[Opening RECORDS PROVIDED section]

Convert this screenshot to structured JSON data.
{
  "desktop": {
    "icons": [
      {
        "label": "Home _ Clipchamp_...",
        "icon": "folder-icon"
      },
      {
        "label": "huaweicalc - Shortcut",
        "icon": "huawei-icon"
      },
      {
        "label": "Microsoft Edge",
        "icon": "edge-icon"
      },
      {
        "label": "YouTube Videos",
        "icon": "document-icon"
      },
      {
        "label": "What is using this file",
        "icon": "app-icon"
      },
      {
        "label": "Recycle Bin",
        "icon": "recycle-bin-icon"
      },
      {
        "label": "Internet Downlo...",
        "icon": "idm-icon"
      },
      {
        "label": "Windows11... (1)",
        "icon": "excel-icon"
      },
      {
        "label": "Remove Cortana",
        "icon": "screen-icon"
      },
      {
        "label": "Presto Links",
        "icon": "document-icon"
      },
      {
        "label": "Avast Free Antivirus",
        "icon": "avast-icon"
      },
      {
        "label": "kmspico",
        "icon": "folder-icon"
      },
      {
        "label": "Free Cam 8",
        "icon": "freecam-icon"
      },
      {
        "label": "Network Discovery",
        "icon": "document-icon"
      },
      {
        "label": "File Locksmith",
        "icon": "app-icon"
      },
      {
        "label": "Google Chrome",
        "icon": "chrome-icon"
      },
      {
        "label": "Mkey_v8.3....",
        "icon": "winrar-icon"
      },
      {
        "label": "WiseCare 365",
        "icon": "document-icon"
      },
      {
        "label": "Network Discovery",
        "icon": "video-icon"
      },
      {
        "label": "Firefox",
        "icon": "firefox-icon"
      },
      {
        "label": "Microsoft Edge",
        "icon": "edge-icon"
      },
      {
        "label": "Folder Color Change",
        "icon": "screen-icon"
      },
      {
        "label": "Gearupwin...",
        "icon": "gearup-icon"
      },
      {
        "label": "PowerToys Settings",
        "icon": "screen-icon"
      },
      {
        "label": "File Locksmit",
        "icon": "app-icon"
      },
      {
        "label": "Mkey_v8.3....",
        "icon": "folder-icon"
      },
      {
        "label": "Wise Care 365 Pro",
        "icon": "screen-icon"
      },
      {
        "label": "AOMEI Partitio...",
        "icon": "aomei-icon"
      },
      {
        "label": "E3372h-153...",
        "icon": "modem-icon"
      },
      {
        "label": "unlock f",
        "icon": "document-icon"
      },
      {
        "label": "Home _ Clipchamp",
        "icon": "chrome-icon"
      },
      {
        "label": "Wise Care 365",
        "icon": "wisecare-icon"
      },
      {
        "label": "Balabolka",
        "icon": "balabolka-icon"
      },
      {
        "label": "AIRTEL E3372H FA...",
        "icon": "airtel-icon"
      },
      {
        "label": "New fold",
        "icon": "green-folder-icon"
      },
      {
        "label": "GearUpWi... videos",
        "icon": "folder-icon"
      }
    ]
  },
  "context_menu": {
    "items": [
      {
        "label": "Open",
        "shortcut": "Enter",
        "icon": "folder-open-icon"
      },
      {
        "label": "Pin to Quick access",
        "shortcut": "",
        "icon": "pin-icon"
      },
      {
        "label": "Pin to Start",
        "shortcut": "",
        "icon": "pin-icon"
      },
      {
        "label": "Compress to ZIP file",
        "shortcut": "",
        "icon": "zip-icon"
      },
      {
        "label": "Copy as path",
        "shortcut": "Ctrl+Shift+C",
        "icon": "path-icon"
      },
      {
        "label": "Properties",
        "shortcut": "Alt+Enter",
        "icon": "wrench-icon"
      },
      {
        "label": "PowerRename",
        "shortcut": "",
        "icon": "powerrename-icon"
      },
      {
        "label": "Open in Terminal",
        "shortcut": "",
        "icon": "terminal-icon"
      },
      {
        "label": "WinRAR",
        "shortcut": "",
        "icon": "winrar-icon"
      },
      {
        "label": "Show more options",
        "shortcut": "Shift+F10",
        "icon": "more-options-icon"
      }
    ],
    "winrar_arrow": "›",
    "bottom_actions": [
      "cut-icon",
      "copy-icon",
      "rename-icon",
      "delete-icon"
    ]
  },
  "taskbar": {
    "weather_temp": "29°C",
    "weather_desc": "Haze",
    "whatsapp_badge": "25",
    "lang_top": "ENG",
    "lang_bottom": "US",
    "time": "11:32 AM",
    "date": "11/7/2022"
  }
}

[Closing RECORDS PROVIDED section]

PROMPT: Output the whole listing again, keeping every line identical.

RESULT FOR THIS EXERCISE:
Convert this screenshot to structured JSON data.
{
  "desktop": {
    "icons": [
      {
        "label": "Home _ Clipchamp_...",
        "icon": "folder-icon"
      },
      {
        "label": "huaweicalc - Shortcut",
        "icon": "huawei-icon"
      },
      {
        "label": "Microsoft Edge",
        "icon": "edge-icon"
      },
      {
        "label": "YouTube Videos",
        "icon": "document-icon"
      },
      {
        "label": "What is using this file",
        "icon": "app-icon"
      },
      {
        "label": "Recycle Bin",
        "icon": "recycle-bin-icon"
      },
      {
        "label": "Internet Downlo...",
        "icon": "idm-icon"
      },
      {
        "label": "Windows11... (1)",
        "icon": "excel-icon"
      },
      {
        "label": "Remove Cortana",
        "icon": "screen-icon"
      },
      {
        "label": "Presto Links",
        "icon": "document-icon"
      },
      {
        "label": "Avast Free Antivirus",
        "icon": "avast-icon"
      },
      {
        "label": "kmspico",
        "icon": "folder-icon"
      },
      {
        "label": "Free Cam 8",
        "icon": "freecam-icon"
      },
      {
        "label": "Network Discovery",
        "icon": "document-icon"
      },
      {
        "label": "File Locksmith",
        "icon": "app-icon"
      },
      {
        "label": "Google Chrome",
        "icon": "chrome-icon"
      },
      {
        "label": "Mkey_v8.3....",
        "icon": "winrar-icon"
      },
      {
        "label": "WiseCare 365",
        "icon": "document-icon"
      },
      {
        "label": "Network Discovery",
        "icon": "video-icon"
      },
      {
        "label": "Firefox",
        "icon": "firefox-icon"
      },
      {
        "label": "Microsoft Edge",
        "icon": "edge-icon"
      },
      {
        "label": "Folder Color Change",
        "icon": "screen-icon"
      },
      {
        "label": "Gearupwin...",
        "icon": "gearup-icon"
      },
      {
        "label": "PowerToys Settings",
        "icon": "screen-icon"
      },
      {
        "label": "File Locksmit",
        "icon": "app-icon"
      },
      {
        "label": "Mkey_v8.3....",
        "icon": "folder-icon"
      },
      {
        "label": "Wise Care 365 Pro",
        "icon": "screen-icon"
      },
      {
        "label": "AOMEI Partitio...",
        "icon": "aomei-icon"
      },
      {
        "label": "E3372h-153...",
        "icon": "modem-icon"
      },
      {
        "label": "unlock f",
        "icon": "document-icon"
      },
      {
        "label": "Home _ Clipchamp",
        "icon": "chrome-icon"
      },
      {
        "label": "Wise Care 365",
        "icon": "wisecare-icon"
      },
      {
        "label": "Balabolka",
        "icon": "balabolka-icon"
      },
      {
        "label": "AIRTEL E3372H FA...",
        "icon": "airtel-icon"
      },
      {
        "label": "New fold",
        "icon": "green-folder-icon"
      },
      {
        "label": "GearUpWi... videos",
        "icon": "folder-icon"
      }
    ]
  },
  "context_menu": {
    "items": [
      {
        "label": "Open",
        "shortcut": "Enter",
        "icon": "folder-open-icon"
      },
      {
        "label": "Pin to Quick access",
        "shortcut": "",
        "icon": "pin-icon"
      },
      {
        "label": "Pin to Start",
        "shortcut": "",
        "icon": "pin-icon"
      },
      {
        "label": "Compress to ZIP file",
        "shortcut": "",
        "icon": "zip-icon"
      },
      {
        "label": "Copy as path",
        "shortcut": "Ctrl+Shift+C",
        "icon": "path-icon"
      },
      {
        "label": "Properties",
        "shortcut": "Alt+Enter",
        "icon": "wrench-icon"
      },
      {
        "label": "PowerRename",
        "shortcut": "",
        "icon": "powerrename-icon"
      },
      {
        "label": "Open in Terminal",
        "shortcut": "",
        "icon": "terminal-icon"
      },
      {
        "label": "WinRAR",
        "shortcut": "",
        "icon": "winrar-icon"
      },
      {
        "label": "Show more options",
        "shortcut": "Shift+F10",
        "icon": "more-options-icon"
      }
    ],
    "winrar_arrow": "›",
    "bottom_actions": [
      "cut-icon",
      "copy-icon",
      "rename-icon",
      "delete-icon"
    ]
  },
  "taskbar": {
    "weather_temp": "29°C",
    "weather_desc": "Haze",
    "whatsapp_badge": "25",
    "lang_top": "ENG",
    "lang_bottom": "US",
    "time": "11:32 AM",
    "date": "11/7/2022"
  }
}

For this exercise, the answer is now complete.